**Exercise prompt:** Each line containing the word "icon" must be collected.

::: Provided data :::

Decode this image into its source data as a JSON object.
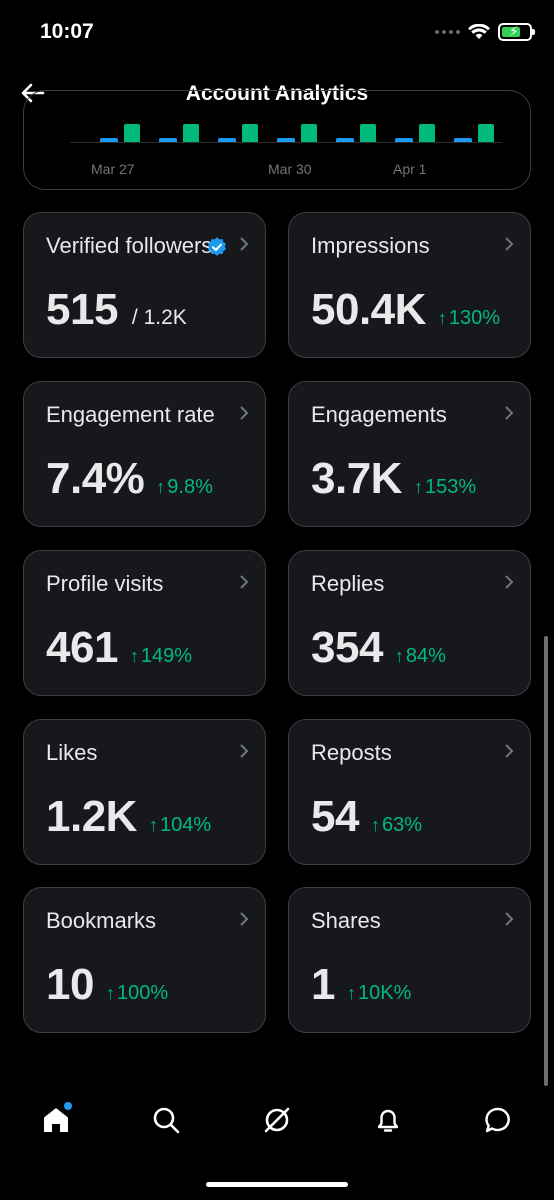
{
  "status_bar": {
    "time": "10:07"
  },
  "header": {
    "title": "Account Analytics"
  },
  "chart": {
    "x_ticks": [
      "Mar 27",
      "Mar 30",
      "Apr 1"
    ],
    "colors": {
      "previous": "#1d9bf0",
      "current": "#00ba7c"
    }
  },
  "cards": [
    {
      "label": "Verified followers",
      "value": "515",
      "sub": "/ 1.2K",
      "change": "",
      "verified": true
    },
    {
      "label": "Impressions",
      "value": "50.4K",
      "sub": "",
      "change": "130%"
    },
    {
      "label": "Engagement rate",
      "value": "7.4%",
      "sub": "",
      "change": "9.8%"
    },
    {
      "label": "Engagements",
      "value": "3.7K",
      "sub": "",
      "change": "153%"
    },
    {
      "label": "Profile visits",
      "value": "461",
      "sub": "",
      "change": "149%"
    },
    {
      "label": "Replies",
      "value": "354",
      "sub": "",
      "change": "84%"
    },
    {
      "label": "Likes",
      "value": "1.2K",
      "sub": "",
      "change": "104%"
    },
    {
      "label": "Reposts",
      "value": "54",
      "sub": "",
      "change": "63%"
    },
    {
      "label": "Bookmarks",
      "value": "10",
      "sub": "",
      "change": "100%"
    },
    {
      "label": "Shares",
      "value": "1",
      "sub": "",
      "change": "10K%"
    }
  ],
  "change_arrow": "↑",
  "tabs": [
    "home-icon",
    "search-icon",
    "grok-icon",
    "notifications-icon",
    "messages-icon"
  ],
  "accent_color": "#1d9bf0",
  "positive_color": "#00ba7c"
}
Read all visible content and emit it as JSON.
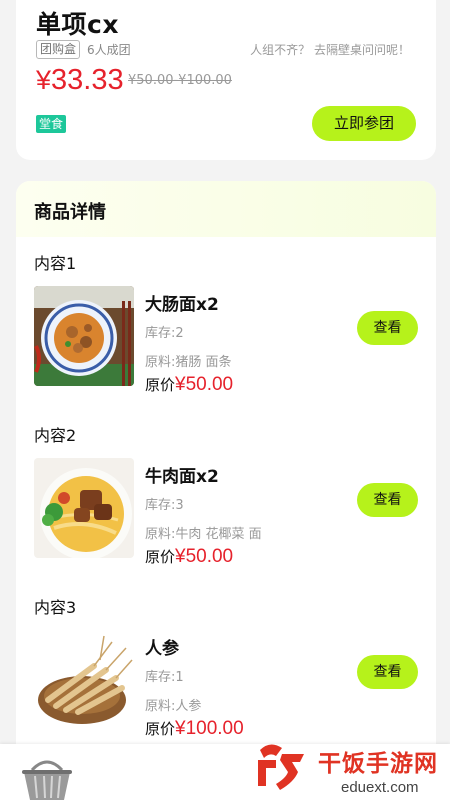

:::

**Answer to the exercise:**
    "home-icon",
    "search-icon",
    "grok-icon",
    "notifications-icon",
    "messages-icon"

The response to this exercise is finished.